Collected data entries
───

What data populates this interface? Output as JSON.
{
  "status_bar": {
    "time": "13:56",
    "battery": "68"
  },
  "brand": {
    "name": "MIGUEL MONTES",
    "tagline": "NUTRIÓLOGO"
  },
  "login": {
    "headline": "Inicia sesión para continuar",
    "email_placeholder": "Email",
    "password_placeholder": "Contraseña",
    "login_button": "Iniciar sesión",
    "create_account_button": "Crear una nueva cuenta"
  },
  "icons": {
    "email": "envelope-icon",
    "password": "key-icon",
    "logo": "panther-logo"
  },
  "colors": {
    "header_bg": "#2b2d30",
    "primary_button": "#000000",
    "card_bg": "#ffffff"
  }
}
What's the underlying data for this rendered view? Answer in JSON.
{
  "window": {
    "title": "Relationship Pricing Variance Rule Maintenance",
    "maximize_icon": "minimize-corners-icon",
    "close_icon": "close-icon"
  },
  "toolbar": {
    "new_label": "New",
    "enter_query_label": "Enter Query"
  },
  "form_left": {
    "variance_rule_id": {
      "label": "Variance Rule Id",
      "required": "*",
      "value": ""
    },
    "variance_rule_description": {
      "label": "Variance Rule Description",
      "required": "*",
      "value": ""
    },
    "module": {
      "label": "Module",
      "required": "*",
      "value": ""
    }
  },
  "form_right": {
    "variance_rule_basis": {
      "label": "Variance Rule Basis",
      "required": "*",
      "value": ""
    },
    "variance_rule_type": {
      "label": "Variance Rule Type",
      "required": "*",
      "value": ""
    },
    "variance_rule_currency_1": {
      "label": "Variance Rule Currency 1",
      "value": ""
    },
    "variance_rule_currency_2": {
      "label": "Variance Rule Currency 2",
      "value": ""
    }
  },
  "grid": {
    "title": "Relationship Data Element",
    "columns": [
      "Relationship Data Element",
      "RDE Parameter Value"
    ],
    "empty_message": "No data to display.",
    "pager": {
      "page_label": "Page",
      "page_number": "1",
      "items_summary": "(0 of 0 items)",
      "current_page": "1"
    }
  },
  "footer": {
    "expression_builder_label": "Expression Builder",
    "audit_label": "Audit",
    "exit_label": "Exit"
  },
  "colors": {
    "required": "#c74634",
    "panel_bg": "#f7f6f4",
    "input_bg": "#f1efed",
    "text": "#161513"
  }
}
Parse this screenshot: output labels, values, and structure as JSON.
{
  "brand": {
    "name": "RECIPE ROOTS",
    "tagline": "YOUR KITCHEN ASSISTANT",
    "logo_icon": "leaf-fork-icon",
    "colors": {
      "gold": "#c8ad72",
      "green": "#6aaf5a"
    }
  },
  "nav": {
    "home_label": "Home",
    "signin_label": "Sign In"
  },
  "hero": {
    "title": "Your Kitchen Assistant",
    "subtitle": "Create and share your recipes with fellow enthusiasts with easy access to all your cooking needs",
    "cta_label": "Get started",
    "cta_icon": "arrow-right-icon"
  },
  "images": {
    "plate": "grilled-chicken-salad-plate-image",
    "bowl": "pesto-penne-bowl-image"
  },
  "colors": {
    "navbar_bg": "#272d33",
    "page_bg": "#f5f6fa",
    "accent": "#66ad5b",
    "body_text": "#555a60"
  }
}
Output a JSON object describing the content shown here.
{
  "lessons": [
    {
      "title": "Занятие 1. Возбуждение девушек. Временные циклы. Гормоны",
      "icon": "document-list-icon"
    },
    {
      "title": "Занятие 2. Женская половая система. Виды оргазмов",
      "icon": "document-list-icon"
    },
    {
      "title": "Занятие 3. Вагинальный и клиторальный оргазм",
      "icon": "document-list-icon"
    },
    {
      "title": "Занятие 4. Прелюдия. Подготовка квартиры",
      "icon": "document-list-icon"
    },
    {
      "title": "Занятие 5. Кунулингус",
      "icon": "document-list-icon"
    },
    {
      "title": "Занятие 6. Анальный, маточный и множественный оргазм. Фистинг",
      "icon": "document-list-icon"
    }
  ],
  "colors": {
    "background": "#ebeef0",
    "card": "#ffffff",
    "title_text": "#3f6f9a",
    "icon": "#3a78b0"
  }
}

───

STATED EXERCISE » Only the number is wanted: how many lines in the entries above contain the string "name"?

ANSWER » 2